__Given instruction__
Each entry below must be repeated exactly, with pictures left out.

Source records
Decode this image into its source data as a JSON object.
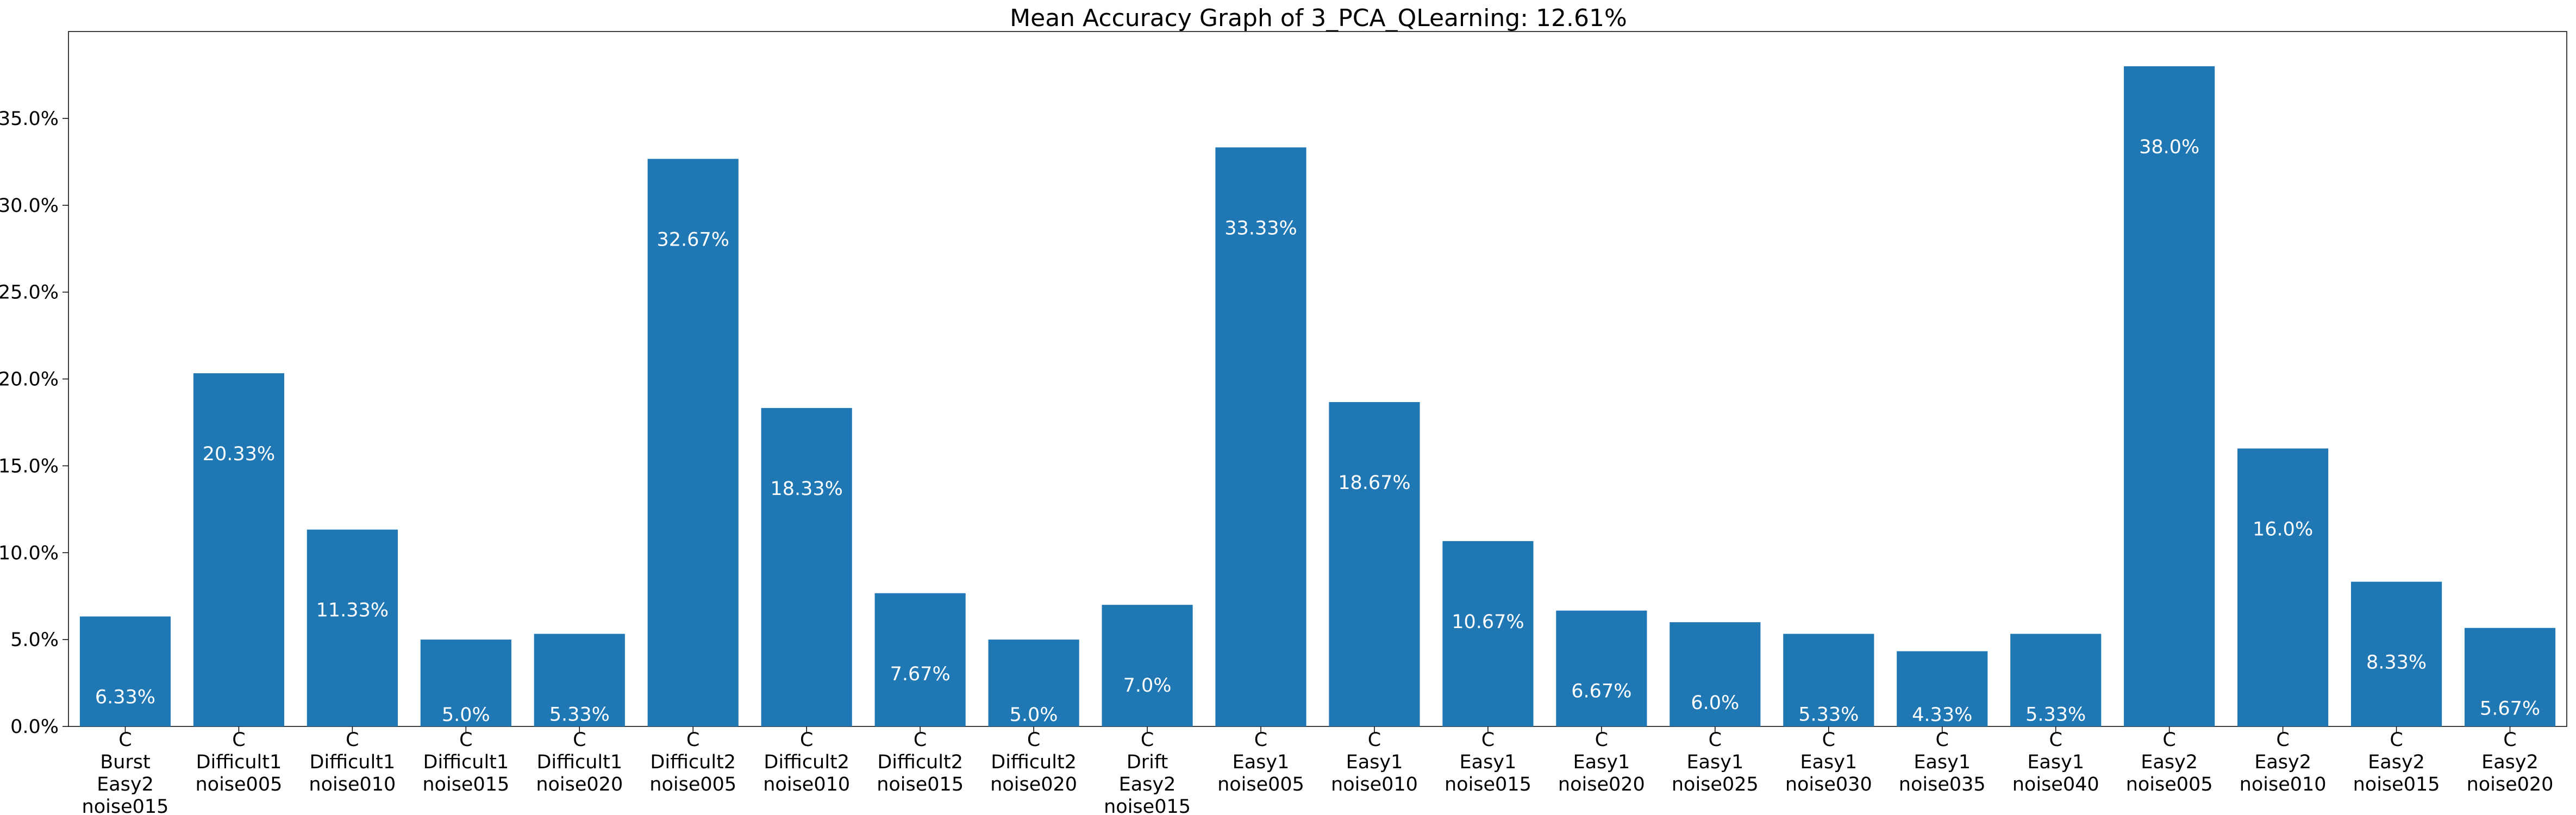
{
  "chart_data": {
    "type": "bar",
    "title": "Mean Accuracy Graph of 3_PCA_QLearning: 12.61%",
    "xlabel": "",
    "ylabel": "",
    "ylim": [
      0,
      40.0
    ],
    "grid": false,
    "legend": "none",
    "bar_color": "#1f77b4",
    "label_color": "#ffffff",
    "yticks": [
      0.0,
      5.0,
      10.0,
      15.0,
      20.0,
      25.0,
      30.0,
      35.0
    ],
    "ytick_labels": [
      "0.0%",
      "5.0%",
      "10.0%",
      "15.0%",
      "20.0%",
      "25.0%",
      "30.0%",
      "35.0%"
    ],
    "categories": [
      [
        "C",
        "Burst",
        "Easy2",
        "noise015"
      ],
      [
        "C",
        "Difficult1",
        "noise005"
      ],
      [
        "C",
        "Difficult1",
        "noise010"
      ],
      [
        "C",
        "Difficult1",
        "noise015"
      ],
      [
        "C",
        "Difficult1",
        "noise020"
      ],
      [
        "C",
        "Difficult2",
        "noise005"
      ],
      [
        "C",
        "Difficult2",
        "noise010"
      ],
      [
        "C",
        "Difficult2",
        "noise015"
      ],
      [
        "C",
        "Difficult2",
        "noise020"
      ],
      [
        "C",
        "Drift",
        "Easy2",
        "noise015"
      ],
      [
        "C",
        "Easy1",
        "noise005"
      ],
      [
        "C",
        "Easy1",
        "noise010"
      ],
      [
        "C",
        "Easy1",
        "noise015"
      ],
      [
        "C",
        "Easy1",
        "noise020"
      ],
      [
        "C",
        "Easy1",
        "noise025"
      ],
      [
        "C",
        "Easy1",
        "noise030"
      ],
      [
        "C",
        "Easy1",
        "noise035"
      ],
      [
        "C",
        "Easy1",
        "noise040"
      ],
      [
        "C",
        "Easy2",
        "noise005"
      ],
      [
        "C",
        "Easy2",
        "noise010"
      ],
      [
        "C",
        "Easy2",
        "noise015"
      ],
      [
        "C",
        "Easy2",
        "noise020"
      ]
    ],
    "values": [
      6.33,
      20.33,
      11.33,
      5.0,
      5.33,
      32.67,
      18.33,
      7.67,
      5.0,
      7.0,
      33.33,
      18.67,
      10.67,
      6.67,
      6.0,
      5.33,
      4.33,
      5.33,
      38.0,
      16.0,
      8.33,
      5.67
    ],
    "value_labels": [
      "6.33%",
      "20.33%",
      "11.33%",
      "5.0%",
      "5.33%",
      "32.67%",
      "18.33%",
      "7.67%",
      "5.0%",
      "7.0%",
      "33.33%",
      "18.67%",
      "10.67%",
      "6.67%",
      "6.0%",
      "5.33%",
      "4.33%",
      "5.33%",
      "38.0%",
      "16.0%",
      "8.33%",
      "5.67%"
    ]
  }
}
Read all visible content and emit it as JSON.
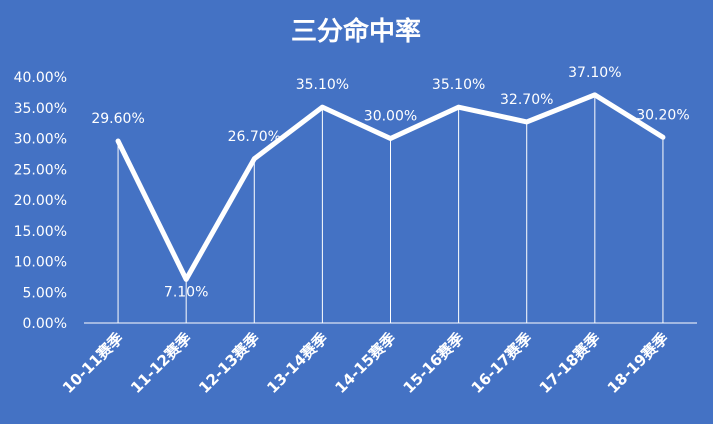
{
  "chart_data": {
    "type": "line",
    "title": "三分命中率",
    "categories": [
      "10-11赛季",
      "11-12赛季",
      "12-13赛季",
      "13-14赛季",
      "14-15赛季",
      "15-16赛季",
      "16-17赛季",
      "17-18赛季",
      "18-19赛季"
    ],
    "values": [
      29.6,
      7.1,
      26.7,
      35.1,
      30.0,
      35.1,
      32.7,
      37.1,
      30.2
    ],
    "data_labels": [
      "29.60%",
      "7.10%",
      "26.70%",
      "35.10%",
      "30.00%",
      "35.10%",
      "32.70%",
      "37.10%",
      "30.20%"
    ],
    "ylim": [
      0,
      40
    ],
    "y_ticks": [
      "0.00%",
      "5.00%",
      "10.00%",
      "15.00%",
      "20.00%",
      "25.00%",
      "30.00%",
      "35.00%",
      "40.00%"
    ],
    "grid": false,
    "drop_lines": true,
    "colors": {
      "background": "#4472c4",
      "line": "#ffffff"
    }
  }
}
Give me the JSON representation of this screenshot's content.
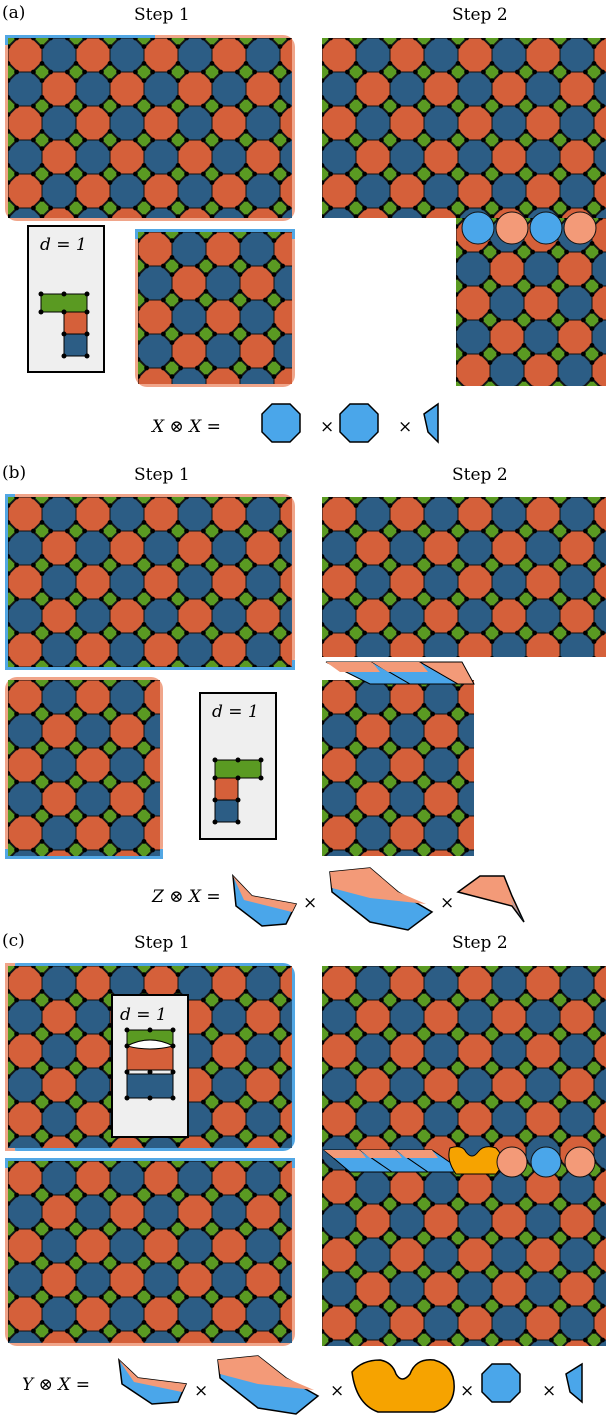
{
  "panels": [
    {
      "tag": "(a)",
      "step1": "Step 1",
      "step2": "Step 2",
      "distance_label": "d = 1",
      "equation_lhs": "X ⊗ X =",
      "times": "×"
    },
    {
      "tag": "(b)",
      "step1": "Step 1",
      "step2": "Step 2",
      "distance_label": "d = 1",
      "equation_lhs": "Z ⊗ X =",
      "times": "×"
    },
    {
      "tag": "(c)",
      "step1": "Step 1",
      "step2": "Step 2",
      "distance_label": "d = 1",
      "equation_lhs": "Y ⊗ X =",
      "times": "×"
    }
  ],
  "colors": {
    "red": "#d5603a",
    "blue": "#2c5d85",
    "green": "#5a9a22",
    "light_blue": "#4aa6ea",
    "salmon": "#f39a78",
    "orange": "#f6a300",
    "border_blue": "#52a7e4",
    "border_salmon": "#f0a58a",
    "inset_bg": "#efefef"
  }
}
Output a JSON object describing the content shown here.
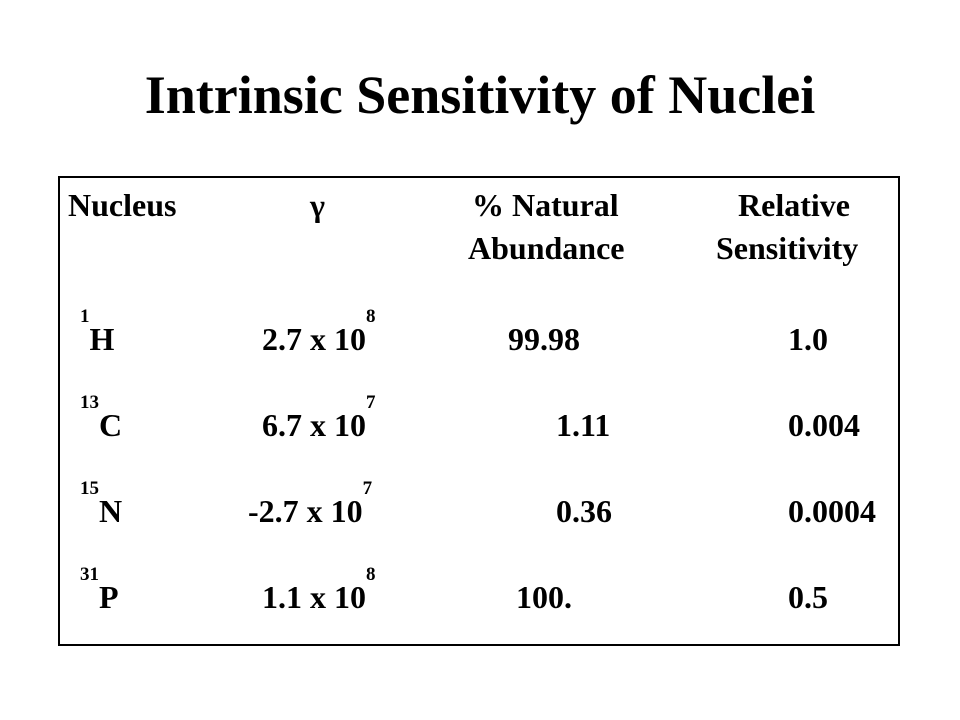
{
  "title": "Intrinsic Sensitivity of Nuclei",
  "table": {
    "headers": {
      "nucleus": "Nucleus",
      "gamma": "γ",
      "abundance_line1": "% Natural",
      "abundance_line2": "Abundance",
      "sensitivity_line1": "Relative",
      "sensitivity_line2": "Sensitivity"
    },
    "rows": [
      {
        "mass": "1",
        "symbol": "H",
        "gamma_base": "2.7 x 10",
        "gamma_exp": "8",
        "abundance": "99.98",
        "sensitivity": "1.0"
      },
      {
        "mass": "13",
        "symbol": "C",
        "gamma_base": "6.7 x 10",
        "gamma_exp": "7",
        "abundance": "1.11",
        "sensitivity": "0.004"
      },
      {
        "mass": "15",
        "symbol": "N",
        "gamma_base": "-2.7 x 10",
        "gamma_exp": "7",
        "abundance": "0.36",
        "sensitivity": "0.0004"
      },
      {
        "mass": "31",
        "symbol": "P",
        "gamma_base": "1.1 x 10",
        "gamma_exp": "8",
        "abundance": "100.",
        "sensitivity": "0.5"
      }
    ]
  }
}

__Output for this exercise__
Decode this image into its source data as a JSON object.
{
  "chart_data": {
    "type": "bar",
    "title": "Mean Accuracy Graph of 3_PCA_QLearning: 12.61%",
    "xlabel": "",
    "ylabel": "",
    "ylim": [
      0,
      40.0
    ],
    "grid": false,
    "legend": "none",
    "bar_color": "#1f77b4",
    "label_color": "#ffffff",
    "yticks": [
      0.0,
      5.0,
      10.0,
      15.0,
      20.0,
      25.0,
      30.0,
      35.0
    ],
    "ytick_labels": [
      "0.0%",
      "5.0%",
      "10.0%",
      "15.0%",
      "20.0%",
      "25.0%",
      "30.0%",
      "35.0%"
    ],
    "categories": [
      [
        "C",
        "Burst",
        "Easy2",
        "noise015"
      ],
      [
        "C",
        "Difficult1",
        "noise005"
      ],
      [
        "C",
        "Difficult1",
        "noise010"
      ],
      [
        "C",
        "Difficult1",
        "noise015"
      ],
      [
        "C",
        "Difficult1",
        "noise020"
      ],
      [
        "C",
        "Difficult2",
        "noise005"
      ],
      [
        "C",
        "Difficult2",
        "noise010"
      ],
      [
        "C",
        "Difficult2",
        "noise015"
      ],
      [
        "C",
        "Difficult2",
        "noise020"
      ],
      [
        "C",
        "Drift",
        "Easy2",
        "noise015"
      ],
      [
        "C",
        "Easy1",
        "noise005"
      ],
      [
        "C",
        "Easy1",
        "noise010"
      ],
      [
        "C",
        "Easy1",
        "noise015"
      ],
      [
        "C",
        "Easy1",
        "noise020"
      ],
      [
        "C",
        "Easy1",
        "noise025"
      ],
      [
        "C",
        "Easy1",
        "noise030"
      ],
      [
        "C",
        "Easy1",
        "noise035"
      ],
      [
        "C",
        "Easy1",
        "noise040"
      ],
      [
        "C",
        "Easy2",
        "noise005"
      ],
      [
        "C",
        "Easy2",
        "noise010"
      ],
      [
        "C",
        "Easy2",
        "noise015"
      ],
      [
        "C",
        "Easy2",
        "noise020"
      ]
    ],
    "values": [
      6.33,
      20.33,
      11.33,
      5.0,
      5.33,
      32.67,
      18.33,
      7.67,
      5.0,
      7.0,
      33.33,
      18.67,
      10.67,
      6.67,
      6.0,
      5.33,
      4.33,
      5.33,
      38.0,
      16.0,
      8.33,
      5.67
    ],
    "value_labels": [
      "6.33%",
      "20.33%",
      "11.33%",
      "5.0%",
      "5.33%",
      "32.67%",
      "18.33%",
      "7.67%",
      "5.0%",
      "7.0%",
      "33.33%",
      "18.67%",
      "10.67%",
      "6.67%",
      "6.0%",
      "5.33%",
      "4.33%",
      "5.33%",
      "38.0%",
      "16.0%",
      "8.33%",
      "5.67%"
    ]
  }
}
Read all visible content and emit it as JSON.
{
  "chart_data": {
    "type": "line",
    "title": "三分命中率",
    "categories": [
      "10-11赛季",
      "11-12赛季",
      "12-13赛季",
      "13-14赛季",
      "14-15赛季",
      "15-16赛季",
      "16-17赛季",
      "17-18赛季",
      "18-19赛季"
    ],
    "values": [
      29.6,
      7.1,
      26.7,
      35.1,
      30.0,
      35.1,
      32.7,
      37.1,
      30.2
    ],
    "data_labels": [
      "29.60%",
      "7.10%",
      "26.70%",
      "35.10%",
      "30.00%",
      "35.10%",
      "32.70%",
      "37.10%",
      "30.20%"
    ],
    "ylim": [
      0,
      40
    ],
    "y_ticks": [
      "0.00%",
      "5.00%",
      "10.00%",
      "15.00%",
      "20.00%",
      "25.00%",
      "30.00%",
      "35.00%",
      "40.00%"
    ],
    "grid": false,
    "drop_lines": true,
    "colors": {
      "background": "#4472c4",
      "line": "#ffffff"
    }
  }
}
Give me the JSON representation of this screenshot's content.
{
  "panels": [
    {
      "tag": "(a)",
      "step1": "Step 1",
      "step2": "Step 2",
      "distance_label": "d = 1",
      "equation_lhs": "X ⊗ X =",
      "times": "×"
    },
    {
      "tag": "(b)",
      "step1": "Step 1",
      "step2": "Step 2",
      "distance_label": "d = 1",
      "equation_lhs": "Z ⊗ X =",
      "times": "×"
    },
    {
      "tag": "(c)",
      "step1": "Step 1",
      "step2": "Step 2",
      "distance_label": "d = 1",
      "equation_lhs": "Y ⊗ X =",
      "times": "×"
    }
  ],
  "colors": {
    "red": "#d5603a",
    "blue": "#2c5d85",
    "green": "#5a9a22",
    "light_blue": "#4aa6ea",
    "salmon": "#f39a78",
    "orange": "#f6a300",
    "border_blue": "#52a7e4",
    "border_salmon": "#f0a58a",
    "inset_bg": "#efefef"
  }
}
Output a JSON object describing the content shown here.
{
  "title": "Intrinsic Sensitivity of Nuclei",
  "table": {
    "headers": {
      "nucleus": "Nucleus",
      "gamma": "γ",
      "abundance_line1": "% Natural",
      "abundance_line2": "Abundance",
      "sensitivity_line1": "Relative",
      "sensitivity_line2": "Sensitivity"
    },
    "rows": [
      {
        "mass": "1",
        "symbol": "H",
        "gamma_base": "2.7 x 10",
        "gamma_exp": "8",
        "abundance": "99.98",
        "sensitivity": "1.0"
      },
      {
        "mass": "13",
        "symbol": "C",
        "gamma_base": "6.7 x 10",
        "gamma_exp": "7",
        "abundance": "1.11",
        "sensitivity": "0.004"
      },
      {
        "mass": "15",
        "symbol": "N",
        "gamma_base": "-2.7 x 10",
        "gamma_exp": "7",
        "abundance": "0.36",
        "sensitivity": "0.0004"
      },
      {
        "mass": "31",
        "symbol": "P",
        "gamma_base": "1.1 x 10",
        "gamma_exp": "8",
        "abundance": "100.",
        "sensitivity": "0.5"
      }
    ]
  }
}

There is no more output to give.